━━━━━ LISTED RECORDS ━━━━━

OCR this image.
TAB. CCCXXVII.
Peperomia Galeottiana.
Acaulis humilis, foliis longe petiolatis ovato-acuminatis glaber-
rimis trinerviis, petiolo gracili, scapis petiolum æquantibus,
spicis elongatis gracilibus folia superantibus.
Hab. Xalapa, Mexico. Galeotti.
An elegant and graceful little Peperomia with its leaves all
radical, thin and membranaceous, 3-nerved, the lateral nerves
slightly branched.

━━━━━
━━━━━ LISTED RECORDS ━━━━━

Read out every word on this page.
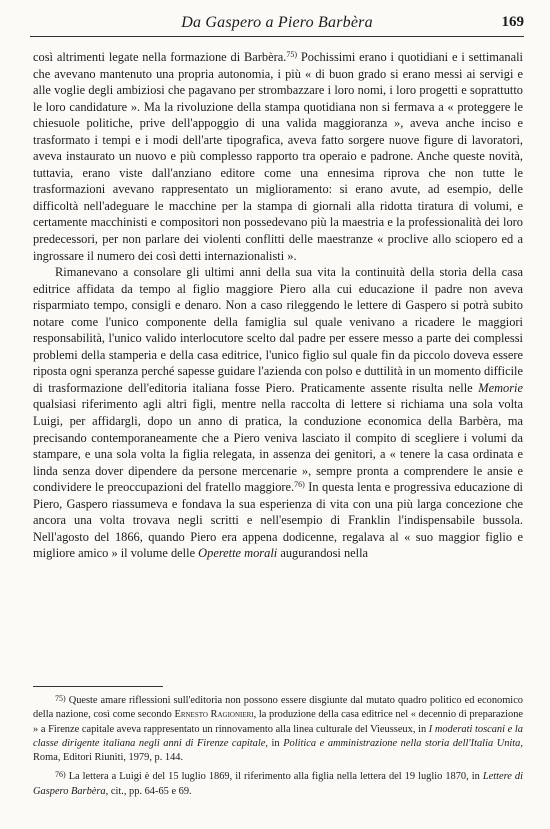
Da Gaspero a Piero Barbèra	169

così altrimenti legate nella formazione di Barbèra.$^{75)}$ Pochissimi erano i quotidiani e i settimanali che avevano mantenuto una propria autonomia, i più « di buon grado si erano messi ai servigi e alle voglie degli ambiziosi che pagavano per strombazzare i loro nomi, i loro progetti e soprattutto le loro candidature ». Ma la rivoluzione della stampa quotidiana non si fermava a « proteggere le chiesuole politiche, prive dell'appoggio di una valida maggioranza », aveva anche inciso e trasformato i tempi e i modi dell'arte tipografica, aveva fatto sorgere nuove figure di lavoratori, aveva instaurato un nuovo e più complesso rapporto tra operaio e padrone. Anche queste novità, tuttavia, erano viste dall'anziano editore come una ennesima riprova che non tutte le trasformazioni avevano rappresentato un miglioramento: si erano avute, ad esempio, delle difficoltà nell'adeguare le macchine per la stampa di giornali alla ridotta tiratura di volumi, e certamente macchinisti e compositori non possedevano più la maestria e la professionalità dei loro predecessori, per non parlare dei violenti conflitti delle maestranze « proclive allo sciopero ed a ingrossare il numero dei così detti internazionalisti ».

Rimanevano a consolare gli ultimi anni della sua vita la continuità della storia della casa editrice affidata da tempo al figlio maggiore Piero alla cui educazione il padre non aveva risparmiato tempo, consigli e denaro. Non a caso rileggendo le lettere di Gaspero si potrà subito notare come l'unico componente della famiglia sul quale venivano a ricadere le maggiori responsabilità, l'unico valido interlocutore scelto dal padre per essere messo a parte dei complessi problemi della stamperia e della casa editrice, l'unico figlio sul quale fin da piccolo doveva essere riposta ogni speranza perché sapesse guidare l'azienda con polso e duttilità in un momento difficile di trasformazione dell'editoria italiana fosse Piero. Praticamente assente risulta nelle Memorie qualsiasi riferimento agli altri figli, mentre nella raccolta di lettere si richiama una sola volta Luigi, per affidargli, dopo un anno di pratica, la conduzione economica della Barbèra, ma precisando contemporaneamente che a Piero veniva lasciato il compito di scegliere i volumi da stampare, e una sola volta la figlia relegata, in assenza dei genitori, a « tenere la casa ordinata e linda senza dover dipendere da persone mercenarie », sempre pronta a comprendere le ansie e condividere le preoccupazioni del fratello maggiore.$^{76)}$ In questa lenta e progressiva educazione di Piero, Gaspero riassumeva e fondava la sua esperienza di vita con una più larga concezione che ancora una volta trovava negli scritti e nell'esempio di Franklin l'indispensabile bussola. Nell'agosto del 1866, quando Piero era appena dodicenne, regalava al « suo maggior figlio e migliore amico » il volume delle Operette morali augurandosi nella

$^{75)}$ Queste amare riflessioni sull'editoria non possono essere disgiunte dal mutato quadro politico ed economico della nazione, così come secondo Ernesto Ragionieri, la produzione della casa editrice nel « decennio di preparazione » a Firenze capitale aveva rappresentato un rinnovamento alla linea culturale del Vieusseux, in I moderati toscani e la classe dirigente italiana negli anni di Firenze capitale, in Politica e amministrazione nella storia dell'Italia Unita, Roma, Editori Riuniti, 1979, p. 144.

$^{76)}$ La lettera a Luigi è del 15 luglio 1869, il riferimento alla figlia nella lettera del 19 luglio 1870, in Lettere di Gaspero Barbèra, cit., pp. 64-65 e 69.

━━━━━

### EXERCISE
Pick out the lines containing the word "figlia" and show them.

### FULL RESPONSE
Rimanevano a consolare gli ultimi anni della sua vita la continuità della storia della casa editrice affidata da tempo al figlio maggiore Piero alla cui educazione il padre non aveva risparmiato tempo, consigli e denaro. Non a caso rileggendo le lettere di Gaspero si potrà subito notare come l'unico componente della famiglia sul quale venivano a ricadere le maggiori responsabilità, l'unico valido interlocutore scelto dal padre per essere messo a parte dei complessi problemi della stamperia e della casa editrice, l'unico figlio sul quale fin da piccolo doveva essere riposta ogni speranza perché sapesse guidare l'azienda con polso e duttilità in un momento difficile di trasformazione dell'editoria italiana fosse Piero. Praticamente assente risulta nelle Memorie qualsiasi riferimento agli altri figli, mentre nella raccolta di lettere si richiama una sola volta Luigi, per affidargli, dopo un anno di pratica, la conduzione economica della Barbèra, ma precisando contemporaneamente che a Piero veniva lasciato il compito di scegliere i volumi da stampare, e una sola volta la figlia relegata, in assenza dei genitori, a « tenere la casa ordinata e linda senza dover dipendere da persone mercenarie », sempre pronta a comprendere le ansie e condividere le preoccupazioni del fratello maggiore.$^{76)}$ In questa lenta e progressiva educazione di Piero, Gaspero riassumeva e fondava la sua esperienza di vita con una più larga concezione che ancora una volta trovava negli scritti e nell'esempio di Franklin l'indispensabile bussola. Nell'agosto del 1866, quando Piero era appena dodicenne, regalava al « suo maggior figlio e migliore amico » il volume delle Operette morali augurandosi nella
$^{76)}$ La lettera a Luigi è del 15 luglio 1869, il riferimento alla figlia nella lettera del 19 luglio 1870, in Lettere di Gaspero Barbèra, cit., pp. 64-65 e 69.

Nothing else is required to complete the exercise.